-- INFORMATION SHOWN start --
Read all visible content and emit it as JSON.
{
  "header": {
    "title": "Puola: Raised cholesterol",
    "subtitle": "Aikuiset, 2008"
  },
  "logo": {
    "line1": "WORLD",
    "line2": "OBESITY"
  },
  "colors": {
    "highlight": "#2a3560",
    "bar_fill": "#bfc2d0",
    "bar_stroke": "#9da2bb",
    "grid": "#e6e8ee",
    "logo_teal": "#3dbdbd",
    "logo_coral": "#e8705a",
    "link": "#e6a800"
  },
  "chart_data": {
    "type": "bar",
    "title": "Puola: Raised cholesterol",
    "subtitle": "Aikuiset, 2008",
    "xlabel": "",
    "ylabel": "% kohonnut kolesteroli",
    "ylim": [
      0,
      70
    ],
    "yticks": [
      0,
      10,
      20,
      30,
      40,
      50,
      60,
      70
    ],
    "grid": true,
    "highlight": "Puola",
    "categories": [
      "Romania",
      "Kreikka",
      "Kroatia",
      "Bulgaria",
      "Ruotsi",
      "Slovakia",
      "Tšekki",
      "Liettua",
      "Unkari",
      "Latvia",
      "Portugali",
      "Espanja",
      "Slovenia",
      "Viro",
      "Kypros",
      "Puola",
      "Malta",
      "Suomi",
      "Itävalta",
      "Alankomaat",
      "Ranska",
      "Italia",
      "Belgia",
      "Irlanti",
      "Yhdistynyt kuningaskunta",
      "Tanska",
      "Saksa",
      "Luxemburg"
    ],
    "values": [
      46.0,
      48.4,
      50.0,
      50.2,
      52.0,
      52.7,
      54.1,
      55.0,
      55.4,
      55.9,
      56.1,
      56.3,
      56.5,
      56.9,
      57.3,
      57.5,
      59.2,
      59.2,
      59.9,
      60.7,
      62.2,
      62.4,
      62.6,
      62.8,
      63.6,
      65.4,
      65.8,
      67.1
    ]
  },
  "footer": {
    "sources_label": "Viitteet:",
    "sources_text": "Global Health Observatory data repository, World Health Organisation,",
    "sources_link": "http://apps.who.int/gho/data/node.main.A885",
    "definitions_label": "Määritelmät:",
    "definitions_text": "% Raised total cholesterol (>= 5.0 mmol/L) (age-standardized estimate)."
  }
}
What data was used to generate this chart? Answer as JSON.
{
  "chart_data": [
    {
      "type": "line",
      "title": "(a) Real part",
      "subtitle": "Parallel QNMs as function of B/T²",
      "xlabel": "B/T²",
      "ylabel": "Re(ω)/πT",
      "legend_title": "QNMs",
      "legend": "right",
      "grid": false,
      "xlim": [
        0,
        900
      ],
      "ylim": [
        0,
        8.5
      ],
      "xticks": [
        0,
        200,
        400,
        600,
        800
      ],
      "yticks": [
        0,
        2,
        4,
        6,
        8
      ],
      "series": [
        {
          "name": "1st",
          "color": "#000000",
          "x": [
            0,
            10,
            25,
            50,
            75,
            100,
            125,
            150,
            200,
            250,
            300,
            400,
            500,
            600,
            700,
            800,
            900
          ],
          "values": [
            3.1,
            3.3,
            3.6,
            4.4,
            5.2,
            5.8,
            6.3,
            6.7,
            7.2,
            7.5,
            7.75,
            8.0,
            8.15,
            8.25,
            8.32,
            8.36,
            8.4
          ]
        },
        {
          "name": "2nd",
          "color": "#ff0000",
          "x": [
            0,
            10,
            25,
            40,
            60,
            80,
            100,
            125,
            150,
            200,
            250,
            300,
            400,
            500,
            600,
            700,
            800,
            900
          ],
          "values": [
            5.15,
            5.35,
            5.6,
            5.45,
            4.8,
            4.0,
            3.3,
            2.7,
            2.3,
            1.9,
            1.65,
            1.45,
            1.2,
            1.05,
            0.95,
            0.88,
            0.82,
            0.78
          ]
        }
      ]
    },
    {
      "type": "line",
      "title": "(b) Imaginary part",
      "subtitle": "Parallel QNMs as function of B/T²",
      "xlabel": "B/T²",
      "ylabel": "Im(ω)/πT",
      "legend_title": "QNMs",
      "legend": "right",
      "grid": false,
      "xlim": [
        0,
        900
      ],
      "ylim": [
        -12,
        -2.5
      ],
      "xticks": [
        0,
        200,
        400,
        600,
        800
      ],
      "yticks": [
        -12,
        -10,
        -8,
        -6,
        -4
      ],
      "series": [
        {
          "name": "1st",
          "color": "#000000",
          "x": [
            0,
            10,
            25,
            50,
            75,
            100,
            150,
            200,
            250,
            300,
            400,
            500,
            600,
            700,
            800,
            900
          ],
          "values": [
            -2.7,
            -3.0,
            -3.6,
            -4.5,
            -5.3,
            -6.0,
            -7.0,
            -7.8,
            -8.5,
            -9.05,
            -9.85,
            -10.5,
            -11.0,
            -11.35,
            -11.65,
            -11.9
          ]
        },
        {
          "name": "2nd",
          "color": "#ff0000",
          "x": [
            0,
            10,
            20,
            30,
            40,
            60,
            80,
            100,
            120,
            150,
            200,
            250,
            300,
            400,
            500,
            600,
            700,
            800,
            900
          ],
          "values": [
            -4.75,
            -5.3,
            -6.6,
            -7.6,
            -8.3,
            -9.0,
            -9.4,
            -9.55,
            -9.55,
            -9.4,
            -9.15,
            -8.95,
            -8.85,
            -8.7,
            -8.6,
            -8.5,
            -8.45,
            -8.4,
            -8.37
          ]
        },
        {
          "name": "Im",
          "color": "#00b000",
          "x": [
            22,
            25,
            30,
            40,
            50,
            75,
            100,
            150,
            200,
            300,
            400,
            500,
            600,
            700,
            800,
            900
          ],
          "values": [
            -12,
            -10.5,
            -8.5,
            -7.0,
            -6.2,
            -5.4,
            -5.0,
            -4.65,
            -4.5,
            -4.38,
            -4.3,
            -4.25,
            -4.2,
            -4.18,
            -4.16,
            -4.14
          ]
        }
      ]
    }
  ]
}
-- INFORMATION SHOWN end --
SET EXERCISE:
Restate the data above word for word, please.

SOLUTION FOR THIS TASK:
Read all visible content and emit it as JSON.
{
  "header": {
    "title": "Puola: Raised cholesterol",
    "subtitle": "Aikuiset, 2008"
  },
  "logo": {
    "line1": "WORLD",
    "line2": "OBESITY"
  },
  "colors": {
    "highlight": "#2a3560",
    "bar_fill": "#bfc2d0",
    "bar_stroke": "#9da2bb",
    "grid": "#e6e8ee",
    "logo_teal": "#3dbdbd",
    "logo_coral": "#e8705a",
    "link": "#e6a800"
  },
  "chart_data": {
    "type": "bar",
    "title": "Puola: Raised cholesterol",
    "subtitle": "Aikuiset, 2008",
    "xlabel": "",
    "ylabel": "% kohonnut kolesteroli",
    "ylim": [
      0,
      70
    ],
    "yticks": [
      0,
      10,
      20,
      30,
      40,
      50,
      60,
      70
    ],
    "grid": true,
    "highlight": "Puola",
    "categories": [
      "Romania",
      "Kreikka",
      "Kroatia",
      "Bulgaria",
      "Ruotsi",
      "Slovakia",
      "Tšekki",
      "Liettua",
      "Unkari",
      "Latvia",
      "Portugali",
      "Espanja",
      "Slovenia",
      "Viro",
      "Kypros",
      "Puola",
      "Malta",
      "Suomi",
      "Itävalta",
      "Alankomaat",
      "Ranska",
      "Italia",
      "Belgia",
      "Irlanti",
      "Yhdistynyt kuningaskunta",
      "Tanska",
      "Saksa",
      "Luxemburg"
    ],
    "values": [
      46.0,
      48.4,
      50.0,
      50.2,
      52.0,
      52.7,
      54.1,
      55.0,
      55.4,
      55.9,
      56.1,
      56.3,
      56.5,
      56.9,
      57.3,
      57.5,
      59.2,
      59.2,
      59.9,
      60.7,
      62.2,
      62.4,
      62.6,
      62.8,
      63.6,
      65.4,
      65.8,
      67.1
    ]
  },
  "footer": {
    "sources_label": "Viitteet:",
    "sources_text": "Global Health Observatory data repository, World Health Organisation,",
    "sources_link": "http://apps.who.int/gho/data/node.main.A885",
    "definitions_label": "Määritelmät:",
    "definitions_text": "% Raised total cholesterol (>= 5.0 mmol/L) (age-standardized estimate)."
  }
}
What data was used to generate this chart? Answer as JSON.
{
  "chart_data": [
    {
      "type": "line",
      "title": "(a) Real part",
      "subtitle": "Parallel QNMs as function of B/T²",
      "xlabel": "B/T²",
      "ylabel": "Re(ω)/πT",
      "legend_title": "QNMs",
      "legend": "right",
      "grid": false,
      "xlim": [
        0,
        900
      ],
      "ylim": [
        0,
        8.5
      ],
      "xticks": [
        0,
        200,
        400,
        600,
        800
      ],
      "yticks": [
        0,
        2,
        4,
        6,
        8
      ],
      "series": [
        {
          "name": "1st",
          "color": "#000000",
          "x": [
            0,
            10,
            25,
            50,
            75,
            100,
            125,
            150,
            200,
            250,
            300,
            400,
            500,
            600,
            700,
            800,
            900
          ],
          "values": [
            3.1,
            3.3,
            3.6,
            4.4,
            5.2,
            5.8,
            6.3,
            6.7,
            7.2,
            7.5,
            7.75,
            8.0,
            8.15,
            8.25,
            8.32,
            8.36,
            8.4
          ]
        },
        {
          "name": "2nd",
          "color": "#ff0000",
          "x": [
            0,
            10,
            25,
            40,
            60,
            80,
            100,
            125,
            150,
            200,
            250,
            300,
            400,
            500,
            600,
            700,
            800,
            900
          ],
          "values": [
            5.15,
            5.35,
            5.6,
            5.45,
            4.8,
            4.0,
            3.3,
            2.7,
            2.3,
            1.9,
            1.65,
            1.45,
            1.2,
            1.05,
            0.95,
            0.88,
            0.82,
            0.78
          ]
        }
      ]
    },
    {
      "type": "line",
      "title": "(b) Imaginary part",
      "subtitle": "Parallel QNMs as function of B/T²",
      "xlabel": "B/T²",
      "ylabel": "Im(ω)/πT",
      "legend_title": "QNMs",
      "legend": "right",
      "grid": false,
      "xlim": [
        0,
        900
      ],
      "ylim": [
        -12,
        -2.5
      ],
      "xticks": [
        0,
        200,
        400,
        600,
        800
      ],
      "yticks": [
        -12,
        -10,
        -8,
        -6,
        -4
      ],
      "series": [
        {
          "name": "1st",
          "color": "#000000",
          "x": [
            0,
            10,
            25,
            50,
            75,
            100,
            150,
            200,
            250,
            300,
            400,
            500,
            600,
            700,
            800,
            900
          ],
          "values": [
            -2.7,
            -3.0,
            -3.6,
            -4.5,
            -5.3,
            -6.0,
            -7.0,
            -7.8,
            -8.5,
            -9.05,
            -9.85,
            -10.5,
            -11.0,
            -11.35,
            -11.65,
            -11.9
          ]
        },
        {
          "name": "2nd",
          "color": "#ff0000",
          "x": [
            0,
            10,
            20,
            30,
            40,
            60,
            80,
            100,
            120,
            150,
            200,
            250,
            300,
            400,
            500,
            600,
            700,
            800,
            900
          ],
          "values": [
            -4.75,
            -5.3,
            -6.6,
            -7.6,
            -8.3,
            -9.0,
            -9.4,
            -9.55,
            -9.55,
            -9.4,
            -9.15,
            -8.95,
            -8.85,
            -8.7,
            -8.6,
            -8.5,
            -8.45,
            -8.4,
            -8.37
          ]
        },
        {
          "name": "Im",
          "color": "#00b000",
          "x": [
            22,
            25,
            30,
            40,
            50,
            75,
            100,
            150,
            200,
            300,
            400,
            500,
            600,
            700,
            800,
            900
          ],
          "values": [
            -12,
            -10.5,
            -8.5,
            -7.0,
            -6.2,
            -5.4,
            -5.0,
            -4.65,
            -4.5,
            -4.38,
            -4.3,
            -4.25,
            -4.2,
            -4.18,
            -4.16,
            -4.14
          ]
        }
      ]
    }
  ]
}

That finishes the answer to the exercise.